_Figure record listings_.
▬▬▬

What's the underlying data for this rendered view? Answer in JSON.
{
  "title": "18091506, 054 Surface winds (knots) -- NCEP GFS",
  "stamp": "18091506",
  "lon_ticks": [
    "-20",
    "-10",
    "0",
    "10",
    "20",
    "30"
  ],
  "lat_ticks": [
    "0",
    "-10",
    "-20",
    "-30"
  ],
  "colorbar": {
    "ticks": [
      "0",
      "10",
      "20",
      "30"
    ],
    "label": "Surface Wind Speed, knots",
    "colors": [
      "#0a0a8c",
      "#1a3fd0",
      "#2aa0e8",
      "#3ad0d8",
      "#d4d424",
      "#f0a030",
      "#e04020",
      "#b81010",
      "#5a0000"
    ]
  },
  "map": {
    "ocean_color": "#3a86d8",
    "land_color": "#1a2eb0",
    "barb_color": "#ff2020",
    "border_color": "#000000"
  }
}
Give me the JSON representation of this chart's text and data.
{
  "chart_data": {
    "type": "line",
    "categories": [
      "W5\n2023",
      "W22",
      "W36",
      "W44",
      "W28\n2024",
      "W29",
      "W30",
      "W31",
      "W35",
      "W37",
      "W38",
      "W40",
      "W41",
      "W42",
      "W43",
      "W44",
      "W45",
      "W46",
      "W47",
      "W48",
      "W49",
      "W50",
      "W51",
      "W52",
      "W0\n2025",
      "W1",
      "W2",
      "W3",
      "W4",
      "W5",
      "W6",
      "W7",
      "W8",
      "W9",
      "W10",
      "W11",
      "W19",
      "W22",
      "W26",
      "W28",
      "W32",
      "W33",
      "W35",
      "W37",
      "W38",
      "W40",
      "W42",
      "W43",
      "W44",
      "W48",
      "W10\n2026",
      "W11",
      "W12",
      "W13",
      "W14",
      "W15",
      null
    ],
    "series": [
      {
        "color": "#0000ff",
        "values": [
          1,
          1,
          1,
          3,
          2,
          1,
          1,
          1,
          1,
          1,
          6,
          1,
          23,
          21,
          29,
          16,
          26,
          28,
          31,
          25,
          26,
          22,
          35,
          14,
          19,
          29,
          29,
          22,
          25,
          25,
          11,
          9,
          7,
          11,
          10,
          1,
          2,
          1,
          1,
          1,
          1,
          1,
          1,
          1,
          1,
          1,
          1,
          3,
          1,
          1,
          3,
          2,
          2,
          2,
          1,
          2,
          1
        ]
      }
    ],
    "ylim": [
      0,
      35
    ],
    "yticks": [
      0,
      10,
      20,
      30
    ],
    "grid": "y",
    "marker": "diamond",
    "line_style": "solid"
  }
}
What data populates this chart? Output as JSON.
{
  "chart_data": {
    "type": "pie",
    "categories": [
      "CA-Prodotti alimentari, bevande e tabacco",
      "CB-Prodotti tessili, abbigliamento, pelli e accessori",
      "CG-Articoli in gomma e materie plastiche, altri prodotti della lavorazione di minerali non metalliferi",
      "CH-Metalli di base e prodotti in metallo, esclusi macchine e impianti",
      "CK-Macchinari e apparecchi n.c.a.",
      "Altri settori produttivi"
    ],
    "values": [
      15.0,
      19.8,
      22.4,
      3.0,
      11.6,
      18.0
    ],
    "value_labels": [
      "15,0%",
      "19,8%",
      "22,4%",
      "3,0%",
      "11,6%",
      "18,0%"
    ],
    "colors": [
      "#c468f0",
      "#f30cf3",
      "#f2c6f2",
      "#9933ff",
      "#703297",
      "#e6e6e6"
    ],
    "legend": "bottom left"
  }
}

▬▬▬

_Exercise aim_. Copy every record above exactly as it appears.

_Full answer_.
What's the underlying data for this rendered view? Answer in JSON.
{
  "title": "18091506, 054 Surface winds (knots) -- NCEP GFS",
  "stamp": "18091506",
  "lon_ticks": [
    "-20",
    "-10",
    "0",
    "10",
    "20",
    "30"
  ],
  "lat_ticks": [
    "0",
    "-10",
    "-20",
    "-30"
  ],
  "colorbar": {
    "ticks": [
      "0",
      "10",
      "20",
      "30"
    ],
    "label": "Surface Wind Speed, knots",
    "colors": [
      "#0a0a8c",
      "#1a3fd0",
      "#2aa0e8",
      "#3ad0d8",
      "#d4d424",
      "#f0a030",
      "#e04020",
      "#b81010",
      "#5a0000"
    ]
  },
  "map": {
    "ocean_color": "#3a86d8",
    "land_color": "#1a2eb0",
    "barb_color": "#ff2020",
    "border_color": "#000000"
  }
}
Give me the JSON representation of this chart's text and data.
{
  "chart_data": {
    "type": "line",
    "categories": [
      "W5\n2023",
      "W22",
      "W36",
      "W44",
      "W28\n2024",
      "W29",
      "W30",
      "W31",
      "W35",
      "W37",
      "W38",
      "W40",
      "W41",
      "W42",
      "W43",
      "W44",
      "W45",
      "W46",
      "W47",
      "W48",
      "W49",
      "W50",
      "W51",
      "W52",
      "W0\n2025",
      "W1",
      "W2",
      "W3",
      "W4",
      "W5",
      "W6",
      "W7",
      "W8",
      "W9",
      "W10",
      "W11",
      "W19",
      "W22",
      "W26",
      "W28",
      "W32",
      "W33",
      "W35",
      "W37",
      "W38",
      "W40",
      "W42",
      "W43",
      "W44",
      "W48",
      "W10\n2026",
      "W11",
      "W12",
      "W13",
      "W14",
      "W15",
      null
    ],
    "series": [
      {
        "color": "#0000ff",
        "values": [
          1,
          1,
          1,
          3,
          2,
          1,
          1,
          1,
          1,
          1,
          6,
          1,
          23,
          21,
          29,
          16,
          26,
          28,
          31,
          25,
          26,
          22,
          35,
          14,
          19,
          29,
          29,
          22,
          25,
          25,
          11,
          9,
          7,
          11,
          10,
          1,
          2,
          1,
          1,
          1,
          1,
          1,
          1,
          1,
          1,
          1,
          1,
          3,
          1,
          1,
          3,
          2,
          2,
          2,
          1,
          2,
          1
        ]
      }
    ],
    "ylim": [
      0,
      35
    ],
    "yticks": [
      0,
      10,
      20,
      30
    ],
    "grid": "y",
    "marker": "diamond",
    "line_style": "solid"
  }
}
What data populates this chart? Output as JSON.
{
  "chart_data": {
    "type": "pie",
    "categories": [
      "CA-Prodotti alimentari, bevande e tabacco",
      "CB-Prodotti tessili, abbigliamento, pelli e accessori",
      "CG-Articoli in gomma e materie plastiche, altri prodotti della lavorazione di minerali non metalliferi",
      "CH-Metalli di base e prodotti in metallo, esclusi macchine e impianti",
      "CK-Macchinari e apparecchi n.c.a.",
      "Altri settori produttivi"
    ],
    "values": [
      15.0,
      19.8,
      22.4,
      3.0,
      11.6,
      18.0
    ],
    "value_labels": [
      "15,0%",
      "19,8%",
      "22,4%",
      "3,0%",
      "11,6%",
      "18,0%"
    ],
    "colors": [
      "#c468f0",
      "#f30cf3",
      "#f2c6f2",
      "#9933ff",
      "#703297",
      "#e6e6e6"
    ],
    "legend": "bottom left"
  }
}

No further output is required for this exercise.